§ SELECTED EXCERPT:
○ ○ ○ ○ ○
Consciousness, Philosophy

Consciousness and/or Humanity?

Cristan

On of the things I do to pass the time is to think. One of my favorite subjects to ponder is the nature of consciousness because so many tantalizing questions are linked to the simple concept of consciousness. What is consciousness? Is there a self if there is no consciousness? Are you human if you are without consciousness and conversely, if something inanimate (like a robot) has this thing we call consciousness, does it have an existence that is more than that of, say… a rock?

I like movies like the Millennium Man, The Matrix and Ghost in the Shell because they toy with these questions. Blade Runner was, I think, one of the first movies to explicitly try to raise these ethical and religious questions.

For instance, here is a real video of a real cyborg. This robot is controlled only by a rat brain and each new rat brain they put into this robot causes the robot to act differently:


Is this a being? Does it have a “soul”? Is it alive? Personally, I don’t think the ideas behind Ghost in the Shell or The Matrix are too far off. I think that the next stage of human evolution will be shaped by the technology of cybernetics, prosthetics and body modification.
○ ○ ○ ○ ○
§ COLLECTED MATERIAL:
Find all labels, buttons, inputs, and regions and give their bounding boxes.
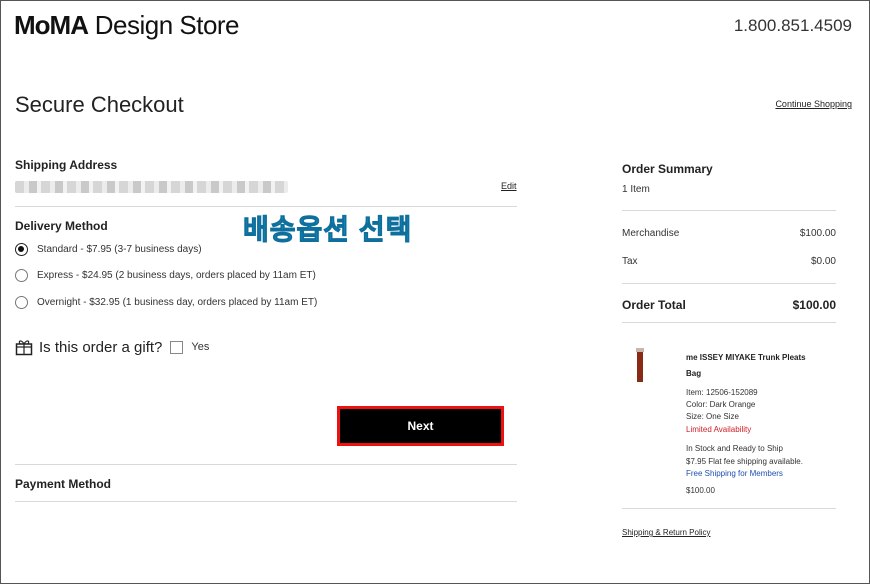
○ ○ ○ ○ ○
§ THE TASKS:
1. List every movie title named in the post on consciousness.
2. Carry on the post on consciousness, picking up right after its final sentence.

§ EXPECTED RESPONSES:
1. Millennium Man, The Matrix, Ghost in the Shell, Blade Runner

2.
Here is a professor who has personally experimented with enhancing his physical experience (such as linking his neural system to that of his wife’s):



The ethical questions raised in the Ghost in the Shell movies and series are questions about control and notions of free will. While I’m not convinced that any of us really have “free will” at all, I am interested in the ethics of control. It is ethical to convince someone to do what you want them to do, but it is unethical to “program” them to do things because we feel that “free will” has been destroyed. To get people out of a cult, say that they are “deprogrammed”.

Since it seems obvious to me that humankind is heading toward integrating technology into our neurosystems, what happens if we are hacked? Here is a video in which a moth’s neural pathways have been hacked. The moth can’t help but comply with what the computer tells it to do:



For the above being, we have taken away it’s “free will”; it’s body has been hijacked by the consciousness of the scientist.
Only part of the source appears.